_Aim of the task_
Check each line of the material. Copy those containing "Panel".

_Records for the exercise_
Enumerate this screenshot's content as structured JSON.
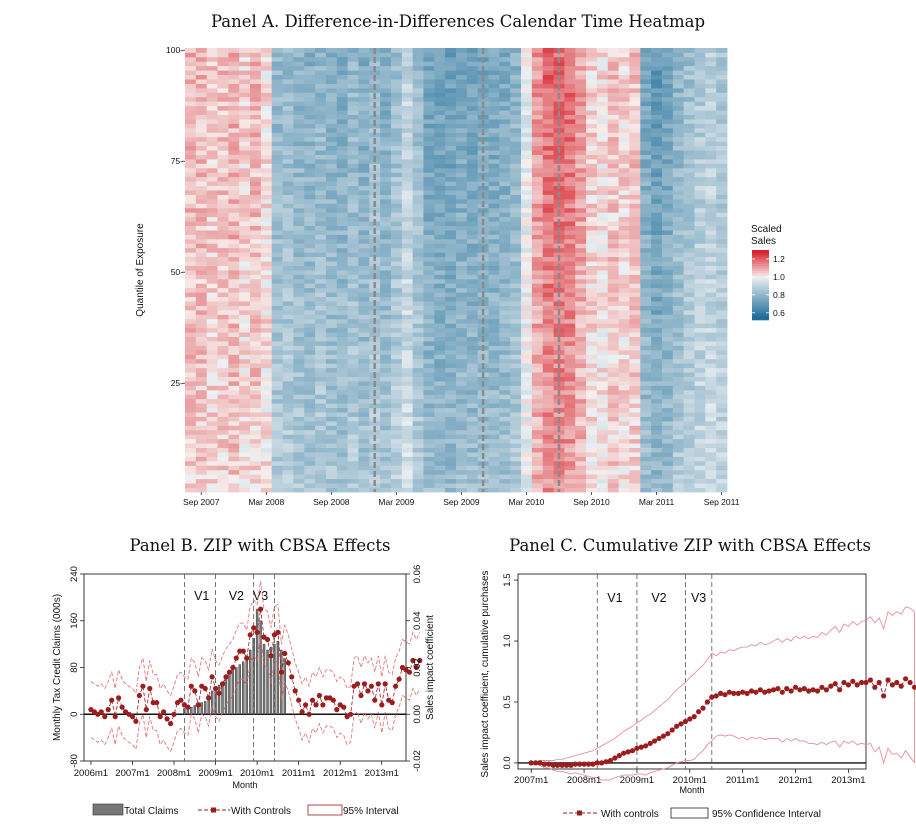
{
  "chart_data": [
    {
      "type": "heatmap",
      "title": "Panel A. Difference-in-Differences Calendar Time Heatmap",
      "xlabel": "",
      "ylabel": "Quantile of Exposure",
      "x_range": [
        "2007-08",
        "2011-09"
      ],
      "y_range": [
        1,
        100
      ],
      "x_ticks": [
        "Sep 2007",
        "Mar 2008",
        "Sep 2008",
        "Mar 2009",
        "Sep 2009",
        "Mar 2010",
        "Sep 2010",
        "Mar 2011",
        "Sep 2011"
      ],
      "y_ticks": [
        "25",
        "50",
        "75",
        "100"
      ],
      "y_tick_values": [
        25,
        50,
        75,
        100
      ],
      "legend": {
        "title": "Scaled Sales",
        "ticks": [
          "1.2",
          "1.0",
          "0.8",
          "0.6"
        ],
        "tick_values": [
          1.2,
          1.0,
          0.8,
          0.6
        ],
        "range": [
          0.52,
          1.3
        ]
      },
      "dashed_lines": [
        "2009-01",
        "2009-11",
        "2010-06"
      ],
      "month_profile": [
        1.06,
        1.06,
        1.04,
        1.05,
        1.07,
        1.03,
        1.06,
        1.02,
        0.84,
        0.85,
        0.83,
        0.82,
        0.84,
        0.82,
        0.81,
        0.84,
        0.81,
        0.85,
        0.81,
        0.86,
        0.92,
        0.85,
        0.78,
        0.77,
        0.77,
        0.79,
        0.78,
        0.79,
        0.79,
        0.8,
        0.83,
        0.98,
        1.1,
        1.15,
        1.15,
        1.14,
        1.09,
        1.03,
        1.02,
        1.05,
        1.03,
        1.05,
        0.79,
        0.75,
        0.78,
        0.83,
        0.86,
        0.89,
        0.91,
        0.88
      ]
    },
    {
      "type": "bar",
      "title": "Panel B. ZIP with CBSA Effects",
      "xlabel": "Month",
      "ylabel": "Monthly Tax Credit Claims (000s)",
      "ylabel_right": "Sales impact coefficient",
      "x_ticks": [
        "2006m1",
        "2007m1",
        "2008m1",
        "2009m1",
        "2010m1",
        "2011m1",
        "2012m1",
        "2013m1"
      ],
      "y_ticks_left": [
        "-80",
        "0",
        "80",
        "160",
        "240"
      ],
      "y_ticks_right": [
        "-0.02",
        "0.00",
        "0.02",
        "0.04",
        "0.06"
      ],
      "ylim_left": [
        -80,
        240
      ],
      "ylim_right": [
        -0.02,
        0.06
      ],
      "vlines": [
        {
          "label": "V1",
          "month": "2008m4"
        },
        {
          "label": "V2",
          "month": "2009m1"
        },
        {
          "label": "V3",
          "month": "2010m6"
        }
      ],
      "extra_vline_month": "2009m12",
      "bars_start": "2008m4",
      "bars_claims": [
        10,
        10,
        12,
        15,
        18,
        20,
        22,
        25,
        40,
        45,
        50,
        55,
        60,
        70,
        75,
        80,
        85,
        90,
        95,
        110,
        130,
        180,
        160,
        120,
        110,
        115,
        120,
        125,
        110,
        95
      ],
      "series": [
        {
          "name": "With Controls",
          "start": "2006m1",
          "values": [
            0.002,
            0.001,
            0.0,
            0.001,
            -0.001,
            0.002,
            0.006,
            -0.001,
            0.007,
            0.003,
            0.001,
            0.0,
            -0.001,
            -0.003,
            0.008,
            0.012,
            0.002,
            0.011,
            0.005,
            0.005,
            -0.001,
            0.001,
            -0.002,
            -0.004,
            0.0,
            0.005,
            0.006,
            0.004,
            0.003,
            0.012,
            0.01,
            0.004,
            0.012,
            0.011,
            0.007,
            0.016,
            0.011,
            0.009,
            0.013,
            0.016,
            0.018,
            0.02,
            0.024,
            0.027,
            0.027,
            0.024,
            0.034,
            0.037,
            0.035,
            0.045,
            0.033,
            0.032,
            0.025,
            0.034,
            0.035,
            0.018,
            0.026,
            0.022,
            0.016,
            0.01,
            0.006,
            0.001,
            0.004,
            0.0,
            0.006,
            0.004,
            0.008,
            0.004,
            0.007,
            0.007,
            0.006,
            0.002,
            0.004,
            0.003,
            -0.001,
            0.0,
            0.012,
            0.013,
            0.008,
            0.013,
            0.01,
            0.012,
            0.006,
            0.013,
            0.004,
            0.013,
            0.006,
            0.005,
            0.012,
            0.015,
            0.02,
            0.019,
            0.018,
            0.023,
            0.02,
            0.023
          ]
        }
      ],
      "ci_halfwidth": 0.012,
      "legend": [
        "Total Claims",
        "With Controls",
        "95% Interval"
      ]
    },
    {
      "type": "line",
      "title": "Panel C. Cumulative ZIP with CBSA Effects",
      "xlabel": "Month",
      "ylabel": "Sales impact coefficient, cumulative purchases",
      "x_ticks": [
        "2007m1",
        "2008m1",
        "2009m1",
        "2010m1",
        "2011m1",
        "2012m1",
        "2013m1"
      ],
      "y_ticks": [
        "0.0",
        "0.5",
        "1.0",
        "1.5"
      ],
      "ylim": [
        -0.05,
        1.55
      ],
      "vlines": [
        {
          "label": "V1",
          "month": "2008m4"
        },
        {
          "label": "V2",
          "month": "2009m1"
        },
        {
          "label": "V3",
          "month": "2010m6"
        }
      ],
      "extra_vline_month": "2009m12",
      "series": [
        {
          "name": "With controls",
          "start": "2007m1",
          "values": [
            0.0,
            0.0,
            0.0,
            -0.01,
            -0.01,
            -0.02,
            -0.02,
            -0.02,
            -0.02,
            -0.02,
            -0.01,
            -0.01,
            -0.01,
            -0.01,
            -0.01,
            0.0,
            0.0,
            0.01,
            0.02,
            0.04,
            0.06,
            0.08,
            0.09,
            0.1,
            0.12,
            0.13,
            0.14,
            0.16,
            0.18,
            0.2,
            0.22,
            0.24,
            0.27,
            0.3,
            0.32,
            0.34,
            0.36,
            0.38,
            0.42,
            0.45,
            0.5,
            0.54,
            0.55,
            0.57,
            0.56,
            0.58,
            0.57,
            0.57,
            0.58,
            0.57,
            0.59,
            0.58,
            0.6,
            0.58,
            0.59,
            0.6,
            0.61,
            0.58,
            0.61,
            0.59,
            0.62,
            0.6,
            0.61,
            0.59,
            0.6,
            0.59,
            0.62,
            0.6,
            0.63,
            0.65,
            0.6,
            0.66,
            0.64,
            0.67,
            0.64,
            0.66,
            0.66,
            0.68,
            0.62,
            0.66,
            0.55,
            0.68,
            0.64,
            0.66,
            0.63,
            0.69,
            0.66,
            0.62
          ]
        }
      ],
      "ci_upper": [
        0.0,
        0.01,
        0.02,
        0.02,
        0.02,
        0.02,
        0.03,
        0.03,
        0.04,
        0.05,
        0.06,
        0.07,
        0.08,
        0.09,
        0.1,
        0.12,
        0.14,
        0.16,
        0.18,
        0.2,
        0.23,
        0.26,
        0.28,
        0.3,
        0.33,
        0.35,
        0.38,
        0.4,
        0.43,
        0.46,
        0.49,
        0.52,
        0.56,
        0.6,
        0.63,
        0.66,
        0.7,
        0.73,
        0.77,
        0.8,
        0.85,
        0.9,
        0.88,
        0.91,
        0.9,
        0.93,
        0.92,
        0.94,
        0.95,
        0.95,
        0.97,
        0.96,
        0.99,
        0.97,
        0.98,
        1.0,
        1.02,
        0.99,
        1.02,
        1.0,
        1.04,
        1.02,
        1.04,
        1.02,
        1.04,
        1.03,
        1.07,
        1.05,
        1.09,
        1.12,
        1.07,
        1.14,
        1.12,
        1.16,
        1.13,
        1.16,
        1.17,
        1.2,
        1.15,
        1.19,
        1.1,
        1.24,
        1.21,
        1.24,
        1.22,
        1.28,
        1.27,
        1.24
      ],
      "ci_lower": [
        0.0,
        -0.01,
        -0.02,
        -0.04,
        -0.04,
        -0.06,
        -0.07,
        -0.07,
        -0.08,
        -0.09,
        -0.08,
        -0.09,
        -0.1,
        -0.11,
        -0.12,
        -0.12,
        -0.14,
        -0.14,
        -0.14,
        -0.12,
        -0.11,
        -0.1,
        -0.1,
        -0.1,
        -0.09,
        -0.09,
        -0.1,
        -0.08,
        -0.07,
        -0.06,
        -0.05,
        -0.04,
        -0.02,
        0.0,
        0.01,
        0.02,
        0.02,
        0.03,
        0.07,
        0.1,
        0.15,
        0.18,
        0.22,
        0.23,
        0.22,
        0.23,
        0.22,
        0.2,
        0.21,
        0.19,
        0.21,
        0.2,
        0.21,
        0.19,
        0.2,
        0.2,
        0.2,
        0.17,
        0.2,
        0.18,
        0.2,
        0.18,
        0.18,
        0.16,
        0.16,
        0.15,
        0.17,
        0.15,
        0.17,
        0.18,
        0.13,
        0.18,
        0.16,
        0.18,
        0.15,
        0.16,
        0.15,
        0.16,
        0.09,
        0.13,
        0.0,
        0.12,
        0.07,
        0.08,
        0.04,
        0.1,
        0.05,
        0.0
      ],
      "legend": [
        "With controls",
        "95% Confidence Interval"
      ]
    }
  ]
}
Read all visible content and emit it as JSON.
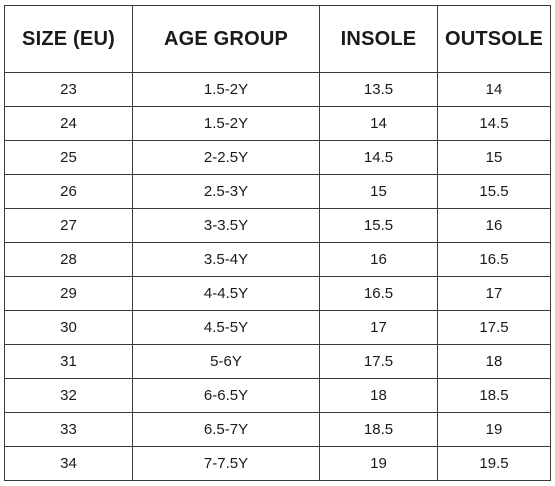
{
  "table": {
    "headers": [
      "SIZE (EU)",
      "AGE GROUP",
      "INSOLE",
      "OUTSOLE"
    ],
    "rows": [
      [
        "23",
        "1.5-2Y",
        "13.5",
        "14"
      ],
      [
        "24",
        "1.5-2Y",
        "14",
        "14.5"
      ],
      [
        "25",
        "2-2.5Y",
        "14.5",
        "15"
      ],
      [
        "26",
        "2.5-3Y",
        "15",
        "15.5"
      ],
      [
        "27",
        "3-3.5Y",
        "15.5",
        "16"
      ],
      [
        "28",
        "3.5-4Y",
        "16",
        "16.5"
      ],
      [
        "29",
        "4-4.5Y",
        "16.5",
        "17"
      ],
      [
        "30",
        "4.5-5Y",
        "17",
        "17.5"
      ],
      [
        "31",
        "5-6Y",
        "17.5",
        "18"
      ],
      [
        "32",
        "6-6.5Y",
        "18",
        "18.5"
      ],
      [
        "33",
        "6.5-7Y",
        "18.5",
        "19"
      ],
      [
        "34",
        "7-7.5Y",
        "19",
        "19.5"
      ]
    ]
  }
}
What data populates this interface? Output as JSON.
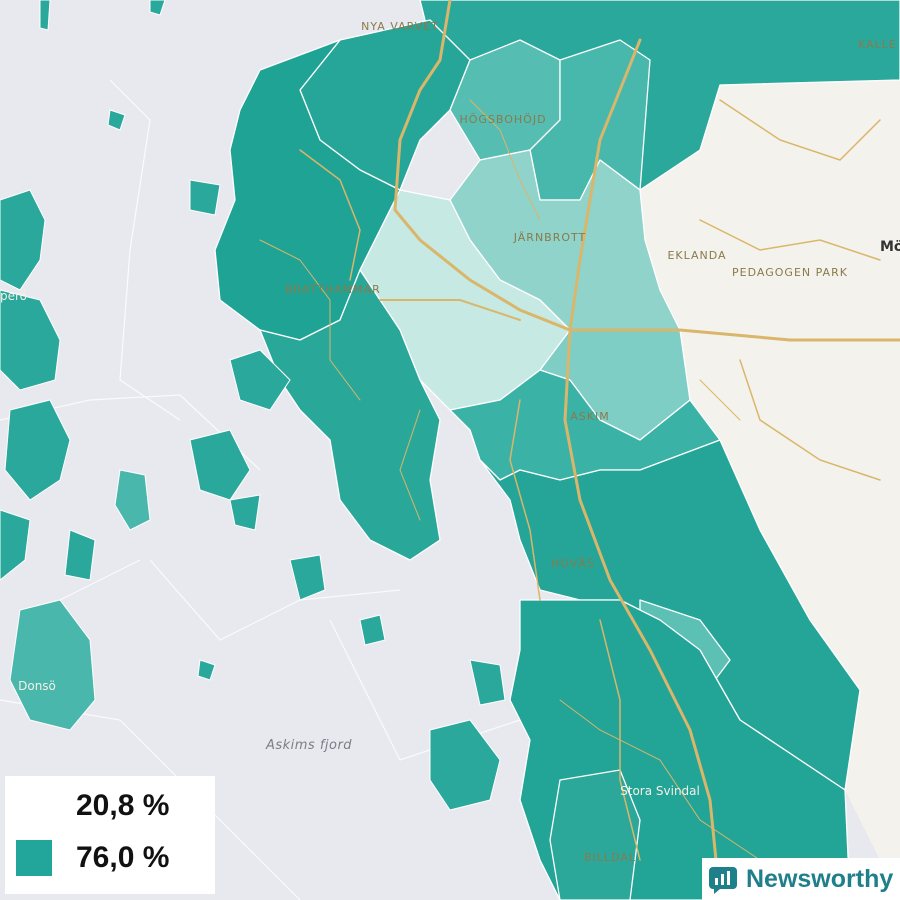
{
  "map": {
    "places": {
      "nya_varvet": "NYA VARVET",
      "hogsbohojd": "HÖGSBOHÖJD",
      "jarnbrott": "JÄRNBROTT",
      "eklanda": "EKLANDA",
      "pedagogen": "PEDAGOGEN PARK",
      "bratthammar": "BRATTHAMMAR",
      "askim": "ASKIM",
      "hovas": "HOVÅS",
      "stora_svindal": "Stora Svindal",
      "billdal": "BILLDAL",
      "donso": "Donsö",
      "styrso_fragment": "perö",
      "kallebo_fragment": "KALLE",
      "molndal_fragment": "Mö",
      "fjord": "Askims fjord"
    }
  },
  "legend": {
    "min_label": "20,8 %",
    "max_label": "76,0 %",
    "min_color": "#ffffff",
    "max_color": "#22a69c"
  },
  "brand": {
    "name": "Newsworthy",
    "color": "#1f7f8a"
  },
  "colors": {
    "water": "#e8e9ee",
    "land_outside": "#f4f2ec",
    "road": "#d9b66a",
    "teal_dark": "#1fa395",
    "teal_mid": "#3bb2a6",
    "teal_light": "#7fcec6",
    "teal_pale": "#b8e3dd"
  }
}
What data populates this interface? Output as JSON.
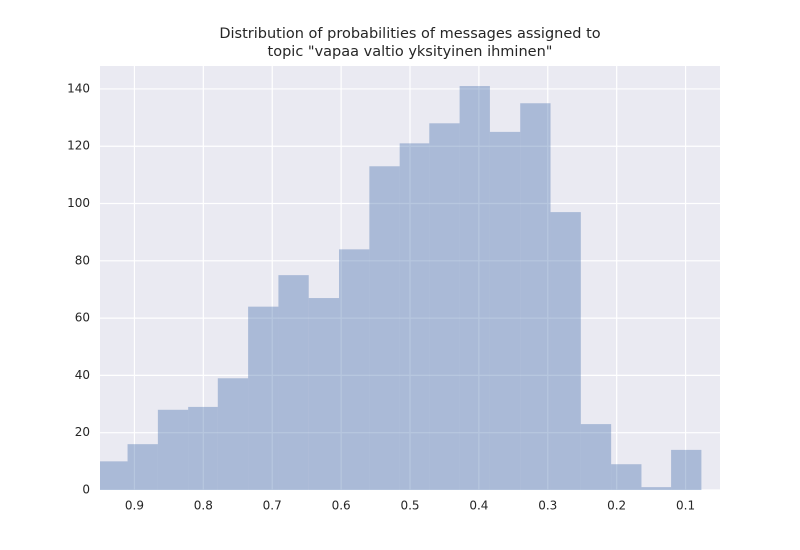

_Correct answer_
      "title": "Panel A. Difference-in-Differences Calendar Time Heatmap",
      "title": "Panel B. ZIP with CBSA Effects",
      "title": "Panel C. Cumulative ZIP with CBSA Effects",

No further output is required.